TASK DESCRIPTION: With the pictures left out, copy the listing below exactly.

:: DATASET ENTRIES

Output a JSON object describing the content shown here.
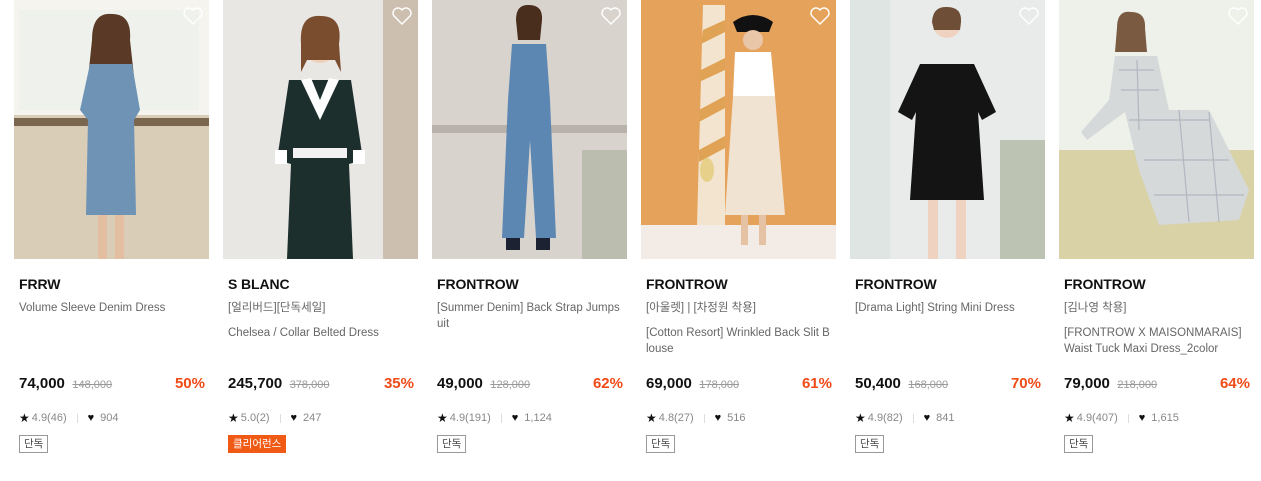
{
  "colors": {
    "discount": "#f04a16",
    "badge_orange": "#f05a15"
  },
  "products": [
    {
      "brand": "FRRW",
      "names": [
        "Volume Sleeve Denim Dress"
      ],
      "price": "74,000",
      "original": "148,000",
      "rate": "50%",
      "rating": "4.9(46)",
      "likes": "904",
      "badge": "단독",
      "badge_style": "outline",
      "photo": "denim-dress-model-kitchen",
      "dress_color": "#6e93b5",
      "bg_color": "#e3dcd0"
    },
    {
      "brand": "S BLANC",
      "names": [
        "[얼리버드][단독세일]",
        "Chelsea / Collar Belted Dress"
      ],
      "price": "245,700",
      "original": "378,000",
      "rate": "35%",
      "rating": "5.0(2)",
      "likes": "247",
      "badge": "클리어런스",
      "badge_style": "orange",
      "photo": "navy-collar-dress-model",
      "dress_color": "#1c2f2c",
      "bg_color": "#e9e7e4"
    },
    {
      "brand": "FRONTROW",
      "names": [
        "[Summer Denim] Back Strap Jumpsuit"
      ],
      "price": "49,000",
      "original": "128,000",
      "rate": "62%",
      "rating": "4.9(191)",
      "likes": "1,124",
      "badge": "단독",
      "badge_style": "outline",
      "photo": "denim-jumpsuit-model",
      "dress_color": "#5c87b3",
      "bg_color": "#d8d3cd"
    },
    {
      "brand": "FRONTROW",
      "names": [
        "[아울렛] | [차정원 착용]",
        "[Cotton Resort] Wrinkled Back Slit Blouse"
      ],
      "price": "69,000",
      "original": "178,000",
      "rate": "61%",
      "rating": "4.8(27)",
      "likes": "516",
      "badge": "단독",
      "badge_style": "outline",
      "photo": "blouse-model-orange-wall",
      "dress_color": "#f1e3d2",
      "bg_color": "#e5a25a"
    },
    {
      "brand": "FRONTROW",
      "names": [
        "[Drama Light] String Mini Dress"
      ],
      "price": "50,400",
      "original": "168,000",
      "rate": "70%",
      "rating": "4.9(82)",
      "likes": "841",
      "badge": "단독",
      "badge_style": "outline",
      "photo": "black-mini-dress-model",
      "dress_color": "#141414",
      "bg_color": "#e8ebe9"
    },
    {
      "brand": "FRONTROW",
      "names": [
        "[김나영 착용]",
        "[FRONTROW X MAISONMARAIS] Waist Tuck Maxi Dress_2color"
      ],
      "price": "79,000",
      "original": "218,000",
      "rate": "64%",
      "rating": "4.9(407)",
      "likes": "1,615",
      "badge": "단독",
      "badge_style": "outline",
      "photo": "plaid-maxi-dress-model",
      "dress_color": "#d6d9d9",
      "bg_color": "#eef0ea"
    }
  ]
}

::::

PROBLEM SOLUTION:
Output a JSON object describing the content shown here.
{
  "colors": {
    "discount": "#f04a16",
    "badge_orange": "#f05a15"
  },
  "products": [
    {
      "brand": "FRRW",
      "names": [
        "Volume Sleeve Denim Dress"
      ],
      "price": "74,000",
      "original": "148,000",
      "rate": "50%",
      "rating": "4.9(46)",
      "likes": "904",
      "badge": "단독",
      "badge_style": "outline",
      "photo": "denim-dress-model-kitchen",
      "dress_color": "#6e93b5",
      "bg_color": "#e3dcd0"
    },
    {
      "brand": "S BLANC",
      "names": [
        "[얼리버드][단독세일]",
        "Chelsea / Collar Belted Dress"
      ],
      "price": "245,700",
      "original": "378,000",
      "rate": "35%",
      "rating": "5.0(2)",
      "likes": "247",
      "badge": "클리어런스",
      "badge_style": "orange",
      "photo": "navy-collar-dress-model",
      "dress_color": "#1c2f2c",
      "bg_color": "#e9e7e4"
    },
    {
      "brand": "FRONTROW",
      "names": [
        "[Summer Denim] Back Strap Jumpsuit"
      ],
      "price": "49,000",
      "original": "128,000",
      "rate": "62%",
      "rating": "4.9(191)",
      "likes": "1,124",
      "badge": "단독",
      "badge_style": "outline",
      "photo": "denim-jumpsuit-model",
      "dress_color": "#5c87b3",
      "bg_color": "#d8d3cd"
    },
    {
      "brand": "FRONTROW",
      "names": [
        "[아울렛] | [차정원 착용]",
        "[Cotton Resort] Wrinkled Back Slit Blouse"
      ],
      "price": "69,000",
      "original": "178,000",
      "rate": "61%",
      "rating": "4.8(27)",
      "likes": "516",
      "badge": "단독",
      "badge_style": "outline",
      "photo": "blouse-model-orange-wall",
      "dress_color": "#f1e3d2",
      "bg_color": "#e5a25a"
    },
    {
      "brand": "FRONTROW",
      "names": [
        "[Drama Light] String Mini Dress"
      ],
      "price": "50,400",
      "original": "168,000",
      "rate": "70%",
      "rating": "4.9(82)",
      "likes": "841",
      "badge": "단독",
      "badge_style": "outline",
      "photo": "black-mini-dress-model",
      "dress_color": "#141414",
      "bg_color": "#e8ebe9"
    },
    {
      "brand": "FRONTROW",
      "names": [
        "[김나영 착용]",
        "[FRONTROW X MAISONMARAIS] Waist Tuck Maxi Dress_2color"
      ],
      "price": "79,000",
      "original": "218,000",
      "rate": "64%",
      "rating": "4.9(407)",
      "likes": "1,615",
      "badge": "단독",
      "badge_style": "outline",
      "photo": "plaid-maxi-dress-model",
      "dress_color": "#d6d9d9",
      "bg_color": "#eef0ea"
    }
  ]
}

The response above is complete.